==== Data provided

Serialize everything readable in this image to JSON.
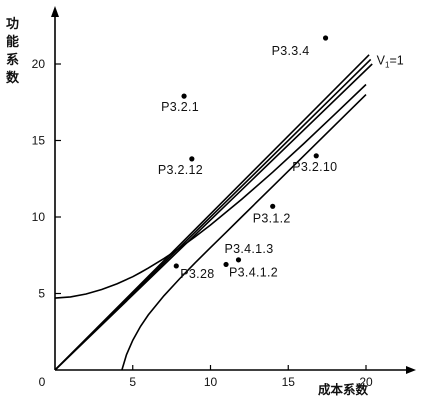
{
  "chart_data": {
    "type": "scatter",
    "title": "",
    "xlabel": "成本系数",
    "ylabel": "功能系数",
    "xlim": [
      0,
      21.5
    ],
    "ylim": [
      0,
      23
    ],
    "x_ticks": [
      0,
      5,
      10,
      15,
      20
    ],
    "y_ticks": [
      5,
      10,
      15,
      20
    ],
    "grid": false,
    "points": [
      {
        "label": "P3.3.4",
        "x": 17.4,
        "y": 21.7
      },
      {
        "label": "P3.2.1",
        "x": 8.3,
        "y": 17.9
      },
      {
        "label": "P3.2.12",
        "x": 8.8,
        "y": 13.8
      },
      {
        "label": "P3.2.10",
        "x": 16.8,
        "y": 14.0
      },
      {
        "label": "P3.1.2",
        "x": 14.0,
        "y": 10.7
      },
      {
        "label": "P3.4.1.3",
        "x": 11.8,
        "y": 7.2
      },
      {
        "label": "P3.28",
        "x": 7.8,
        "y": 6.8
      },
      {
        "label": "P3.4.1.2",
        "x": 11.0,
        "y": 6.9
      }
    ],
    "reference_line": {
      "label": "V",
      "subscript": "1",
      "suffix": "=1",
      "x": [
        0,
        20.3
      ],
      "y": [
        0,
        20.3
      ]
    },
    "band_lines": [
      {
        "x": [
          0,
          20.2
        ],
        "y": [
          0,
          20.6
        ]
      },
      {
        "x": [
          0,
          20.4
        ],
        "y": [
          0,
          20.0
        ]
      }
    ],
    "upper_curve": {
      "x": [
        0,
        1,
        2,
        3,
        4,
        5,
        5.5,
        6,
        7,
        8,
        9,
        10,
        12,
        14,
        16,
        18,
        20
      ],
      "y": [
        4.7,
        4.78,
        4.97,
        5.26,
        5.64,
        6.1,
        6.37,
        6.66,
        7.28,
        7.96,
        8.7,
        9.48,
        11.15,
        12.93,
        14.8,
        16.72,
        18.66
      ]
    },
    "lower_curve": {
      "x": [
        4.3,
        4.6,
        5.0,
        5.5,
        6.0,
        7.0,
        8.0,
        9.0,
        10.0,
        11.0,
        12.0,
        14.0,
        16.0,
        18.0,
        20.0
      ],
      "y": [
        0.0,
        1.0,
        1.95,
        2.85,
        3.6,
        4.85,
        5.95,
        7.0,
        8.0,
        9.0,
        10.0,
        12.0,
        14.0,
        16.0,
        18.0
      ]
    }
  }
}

========

** The request **
Restate the records word for word, omitting images.

** Full response **
Serialize everything readable in this image to JSON.
{
  "chart_data": {
    "type": "scatter",
    "title": "",
    "xlabel": "成本系数",
    "ylabel": "功能系数",
    "xlim": [
      0,
      21.5
    ],
    "ylim": [
      0,
      23
    ],
    "x_ticks": [
      0,
      5,
      10,
      15,
      20
    ],
    "y_ticks": [
      5,
      10,
      15,
      20
    ],
    "grid": false,
    "points": [
      {
        "label": "P3.3.4",
        "x": 17.4,
        "y": 21.7
      },
      {
        "label": "P3.2.1",
        "x": 8.3,
        "y": 17.9
      },
      {
        "label": "P3.2.12",
        "x": 8.8,
        "y": 13.8
      },
      {
        "label": "P3.2.10",
        "x": 16.8,
        "y": 14.0
      },
      {
        "label": "P3.1.2",
        "x": 14.0,
        "y": 10.7
      },
      {
        "label": "P3.4.1.3",
        "x": 11.8,
        "y": 7.2
      },
      {
        "label": "P3.28",
        "x": 7.8,
        "y": 6.8
      },
      {
        "label": "P3.4.1.2",
        "x": 11.0,
        "y": 6.9
      }
    ],
    "reference_line": {
      "label": "V",
      "subscript": "1",
      "suffix": "=1",
      "x": [
        0,
        20.3
      ],
      "y": [
        0,
        20.3
      ]
    },
    "band_lines": [
      {
        "x": [
          0,
          20.2
        ],
        "y": [
          0,
          20.6
        ]
      },
      {
        "x": [
          0,
          20.4
        ],
        "y": [
          0,
          20.0
        ]
      }
    ],
    "upper_curve": {
      "x": [
        0,
        1,
        2,
        3,
        4,
        5,
        5.5,
        6,
        7,
        8,
        9,
        10,
        12,
        14,
        16,
        18,
        20
      ],
      "y": [
        4.7,
        4.78,
        4.97,
        5.26,
        5.64,
        6.1,
        6.37,
        6.66,
        7.28,
        7.96,
        8.7,
        9.48,
        11.15,
        12.93,
        14.8,
        16.72,
        18.66
      ]
    },
    "lower_curve": {
      "x": [
        4.3,
        4.6,
        5.0,
        5.5,
        6.0,
        7.0,
        8.0,
        9.0,
        10.0,
        11.0,
        12.0,
        14.0,
        16.0,
        18.0,
        20.0
      ],
      "y": [
        0.0,
        1.0,
        1.95,
        2.85,
        3.6,
        4.85,
        5.95,
        7.0,
        8.0,
        9.0,
        10.0,
        12.0,
        14.0,
        16.0,
        18.0
      ]
    }
  }
}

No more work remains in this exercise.